Exercise description - Copy out every record below, word for word.

[Stored data]
-------
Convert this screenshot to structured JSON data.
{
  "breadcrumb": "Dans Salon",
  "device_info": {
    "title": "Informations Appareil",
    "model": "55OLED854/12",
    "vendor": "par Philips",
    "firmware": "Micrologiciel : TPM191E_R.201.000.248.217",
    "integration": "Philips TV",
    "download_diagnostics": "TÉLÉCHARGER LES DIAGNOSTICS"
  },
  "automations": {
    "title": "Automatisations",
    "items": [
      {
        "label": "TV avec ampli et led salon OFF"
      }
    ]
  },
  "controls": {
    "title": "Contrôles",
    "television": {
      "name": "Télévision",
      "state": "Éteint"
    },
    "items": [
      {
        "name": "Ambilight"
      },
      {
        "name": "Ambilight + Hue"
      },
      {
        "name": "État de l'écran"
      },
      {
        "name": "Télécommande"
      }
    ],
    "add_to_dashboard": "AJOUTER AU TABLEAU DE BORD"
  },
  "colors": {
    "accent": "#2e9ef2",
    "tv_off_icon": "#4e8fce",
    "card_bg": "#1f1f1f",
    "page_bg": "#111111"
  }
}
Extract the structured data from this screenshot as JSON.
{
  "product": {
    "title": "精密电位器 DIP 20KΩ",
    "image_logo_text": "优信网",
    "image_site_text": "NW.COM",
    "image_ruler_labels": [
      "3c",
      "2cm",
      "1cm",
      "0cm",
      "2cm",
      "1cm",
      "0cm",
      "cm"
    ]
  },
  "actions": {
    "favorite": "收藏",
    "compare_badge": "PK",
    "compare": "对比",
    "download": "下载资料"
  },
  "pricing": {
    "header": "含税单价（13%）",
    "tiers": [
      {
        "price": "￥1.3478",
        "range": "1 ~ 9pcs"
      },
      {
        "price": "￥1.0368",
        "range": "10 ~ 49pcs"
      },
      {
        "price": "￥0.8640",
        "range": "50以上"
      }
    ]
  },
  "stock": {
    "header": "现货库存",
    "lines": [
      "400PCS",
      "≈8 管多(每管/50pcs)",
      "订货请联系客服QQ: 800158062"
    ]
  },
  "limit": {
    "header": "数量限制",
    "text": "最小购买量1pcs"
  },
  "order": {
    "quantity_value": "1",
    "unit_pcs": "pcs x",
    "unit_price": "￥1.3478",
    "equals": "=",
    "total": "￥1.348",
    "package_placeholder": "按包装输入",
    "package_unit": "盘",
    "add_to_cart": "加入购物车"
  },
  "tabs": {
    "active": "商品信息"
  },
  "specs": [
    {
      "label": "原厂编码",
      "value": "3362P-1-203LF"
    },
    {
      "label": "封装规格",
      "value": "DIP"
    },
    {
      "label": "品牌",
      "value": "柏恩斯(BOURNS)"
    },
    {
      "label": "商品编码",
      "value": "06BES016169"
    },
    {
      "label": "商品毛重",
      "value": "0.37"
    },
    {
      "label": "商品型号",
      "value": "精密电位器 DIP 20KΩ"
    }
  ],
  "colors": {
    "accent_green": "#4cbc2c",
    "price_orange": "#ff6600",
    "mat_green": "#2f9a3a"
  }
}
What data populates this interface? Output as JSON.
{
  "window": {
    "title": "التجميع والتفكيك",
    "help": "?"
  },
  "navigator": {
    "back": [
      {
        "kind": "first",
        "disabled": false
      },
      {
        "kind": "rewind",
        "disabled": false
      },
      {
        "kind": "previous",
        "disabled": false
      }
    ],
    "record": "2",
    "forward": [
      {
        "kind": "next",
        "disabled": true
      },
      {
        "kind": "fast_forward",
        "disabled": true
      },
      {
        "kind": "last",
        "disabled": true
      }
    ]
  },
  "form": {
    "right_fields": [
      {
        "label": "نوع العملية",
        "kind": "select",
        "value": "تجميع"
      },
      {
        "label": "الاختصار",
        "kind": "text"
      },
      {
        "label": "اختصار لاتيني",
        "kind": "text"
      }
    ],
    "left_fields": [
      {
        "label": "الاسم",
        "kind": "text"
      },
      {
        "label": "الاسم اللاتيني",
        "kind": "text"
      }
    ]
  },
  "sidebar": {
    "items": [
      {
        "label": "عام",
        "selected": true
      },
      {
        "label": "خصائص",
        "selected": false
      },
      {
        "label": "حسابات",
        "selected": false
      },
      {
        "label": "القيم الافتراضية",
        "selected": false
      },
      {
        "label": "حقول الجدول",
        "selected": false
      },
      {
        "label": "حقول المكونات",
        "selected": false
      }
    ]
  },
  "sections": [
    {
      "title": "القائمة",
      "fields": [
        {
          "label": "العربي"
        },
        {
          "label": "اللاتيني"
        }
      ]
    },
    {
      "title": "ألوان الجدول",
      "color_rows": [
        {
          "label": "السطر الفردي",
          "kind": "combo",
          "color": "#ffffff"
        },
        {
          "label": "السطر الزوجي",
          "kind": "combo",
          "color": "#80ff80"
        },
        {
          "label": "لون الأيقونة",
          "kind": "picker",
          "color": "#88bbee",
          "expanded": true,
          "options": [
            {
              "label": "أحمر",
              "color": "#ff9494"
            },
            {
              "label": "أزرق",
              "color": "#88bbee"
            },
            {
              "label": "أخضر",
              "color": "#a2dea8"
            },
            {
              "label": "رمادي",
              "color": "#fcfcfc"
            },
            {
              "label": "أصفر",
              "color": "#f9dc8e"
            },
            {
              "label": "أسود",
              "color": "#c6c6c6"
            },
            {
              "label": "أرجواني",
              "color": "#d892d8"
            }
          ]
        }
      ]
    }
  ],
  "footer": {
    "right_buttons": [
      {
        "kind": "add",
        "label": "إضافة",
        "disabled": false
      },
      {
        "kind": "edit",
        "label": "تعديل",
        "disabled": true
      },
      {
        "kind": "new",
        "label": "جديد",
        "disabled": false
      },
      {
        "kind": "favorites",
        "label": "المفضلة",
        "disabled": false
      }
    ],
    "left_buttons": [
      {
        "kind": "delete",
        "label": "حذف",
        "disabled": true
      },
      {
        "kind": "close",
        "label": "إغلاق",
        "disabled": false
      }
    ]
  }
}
-------
Written response -
Convert this screenshot to structured JSON data.
{
  "breadcrumb": "Dans Salon",
  "device_info": {
    "title": "Informations Appareil",
    "model": "55OLED854/12",
    "vendor": "par Philips",
    "firmware": "Micrologiciel : TPM191E_R.201.000.248.217",
    "integration": "Philips TV",
    "download_diagnostics": "TÉLÉCHARGER LES DIAGNOSTICS"
  },
  "automations": {
    "title": "Automatisations",
    "items": [
      {
        "label": "TV avec ampli et led salon OFF"
      }
    ]
  },
  "controls": {
    "title": "Contrôles",
    "television": {
      "name": "Télévision",
      "state": "Éteint"
    },
    "items": [
      {
        "name": "Ambilight"
      },
      {
        "name": "Ambilight + Hue"
      },
      {
        "name": "État de l'écran"
      },
      {
        "name": "Télécommande"
      }
    ],
    "add_to_dashboard": "AJOUTER AU TABLEAU DE BORD"
  },
  "colors": {
    "accent": "#2e9ef2",
    "tv_off_icon": "#4e8fce",
    "card_bg": "#1f1f1f",
    "page_bg": "#111111"
  }
}
Extract the structured data from this screenshot as JSON.
{
  "product": {
    "title": "精密电位器 DIP 20KΩ",
    "image_logo_text": "优信网",
    "image_site_text": "NW.COM",
    "image_ruler_labels": [
      "3c",
      "2cm",
      "1cm",
      "0cm",
      "2cm",
      "1cm",
      "0cm",
      "cm"
    ]
  },
  "actions": {
    "favorite": "收藏",
    "compare_badge": "PK",
    "compare": "对比",
    "download": "下载资料"
  },
  "pricing": {
    "header": "含税单价（13%）",
    "tiers": [
      {
        "price": "￥1.3478",
        "range": "1 ~ 9pcs"
      },
      {
        "price": "￥1.0368",
        "range": "10 ~ 49pcs"
      },
      {
        "price": "￥0.8640",
        "range": "50以上"
      }
    ]
  },
  "stock": {
    "header": "现货库存",
    "lines": [
      "400PCS",
      "≈8 管多(每管/50pcs)",
      "订货请联系客服QQ: 800158062"
    ]
  },
  "limit": {
    "header": "数量限制",
    "text": "最小购买量1pcs"
  },
  "order": {
    "quantity_value": "1",
    "unit_pcs": "pcs x",
    "unit_price": "￥1.3478",
    "equals": "=",
    "total": "￥1.348",
    "package_placeholder": "按包装输入",
    "package_unit": "盘",
    "add_to_cart": "加入购物车"
  },
  "tabs": {
    "active": "商品信息"
  },
  "specs": [
    {
      "label": "原厂编码",
      "value": "3362P-1-203LF"
    },
    {
      "label": "封装规格",
      "value": "DIP"
    },
    {
      "label": "品牌",
      "value": "柏恩斯(BOURNS)"
    },
    {
      "label": "商品编码",
      "value": "06BES016169"
    },
    {
      "label": "商品毛重",
      "value": "0.37"
    },
    {
      "label": "商品型号",
      "value": "精密电位器 DIP 20KΩ"
    }
  ],
  "colors": {
    "accent_green": "#4cbc2c",
    "price_orange": "#ff6600",
    "mat_green": "#2f9a3a"
  }
}
What data populates this interface? Output as JSON.
{
  "window": {
    "title": "التجميع والتفكيك",
    "help": "?"
  },
  "navigator": {
    "back": [
      {
        "kind": "first",
        "disabled": false
      },
      {
        "kind": "rewind",
        "disabled": false
      },
      {
        "kind": "previous",
        "disabled": false
      }
    ],
    "record": "2",
    "forward": [
      {
        "kind": "next",
        "disabled": true
      },
      {
        "kind": "fast_forward",
        "disabled": true
      },
      {
        "kind": "last",
        "disabled": true
      }
    ]
  },
  "form": {
    "right_fields": [
      {
        "label": "نوع العملية",
        "kind": "select",
        "value": "تجميع"
      },
      {
        "label": "الاختصار",
        "kind": "text"
      },
      {
        "label": "اختصار لاتيني",
        "kind": "text"
      }
    ],
    "left_fields": [
      {
        "label": "الاسم",
        "kind": "text"
      },
      {
        "label": "الاسم اللاتيني",
        "kind": "text"
      }
    ]
  },
  "sidebar": {
    "items": [
      {
        "label": "عام",
        "selected": true
      },
      {
        "label": "خصائص",
        "selected": false
      },
      {
        "label": "حسابات",
        "selected": false
      },
      {
        "label": "القيم الافتراضية",
        "selected": false
      },
      {
        "label": "حقول الجدول",
        "selected": false
      },
      {
        "label": "حقول المكونات",
        "selected": false
      }
    ]
  },
  "sections": [
    {
      "title": "القائمة",
      "fields": [
        {
          "label": "العربي"
        },
        {
          "label": "اللاتيني"
        }
      ]
    },
    {
      "title": "ألوان الجدول",
      "color_rows": [
        {
          "label": "السطر الفردي",
          "kind": "combo",
          "color": "#ffffff"
        },
        {
          "label": "السطر الزوجي",
          "kind": "combo",
          "color": "#80ff80"
        },
        {
          "label": "لون الأيقونة",
          "kind": "picker",
          "color": "#88bbee",
          "expanded": true,
          "options": [
            {
              "label": "أحمر",
              "color": "#ff9494"
            },
            {
              "label": "أزرق",
              "color": "#88bbee"
            },
            {
              "label": "أخضر",
              "color": "#a2dea8"
            },
            {
              "label": "رمادي",
              "color": "#fcfcfc"
            },
            {
              "label": "أصفر",
              "color": "#f9dc8e"
            },
            {
              "label": "أسود",
              "color": "#c6c6c6"
            },
            {
              "label": "أرجواني",
              "color": "#d892d8"
            }
          ]
        }
      ]
    }
  ],
  "footer": {
    "right_buttons": [
      {
        "kind": "add",
        "label": "إضافة",
        "disabled": false
      },
      {
        "kind": "edit",
        "label": "تعديل",
        "disabled": true
      },
      {
        "kind": "new",
        "label": "جديد",
        "disabled": false
      },
      {
        "kind": "favorites",
        "label": "المفضلة",
        "disabled": false
      }
    ],
    "left_buttons": [
      {
        "kind": "delete",
        "label": "حذف",
        "disabled": true
      },
      {
        "kind": "close",
        "label": "إغلاق",
        "disabled": false
      }
    ]
  }
}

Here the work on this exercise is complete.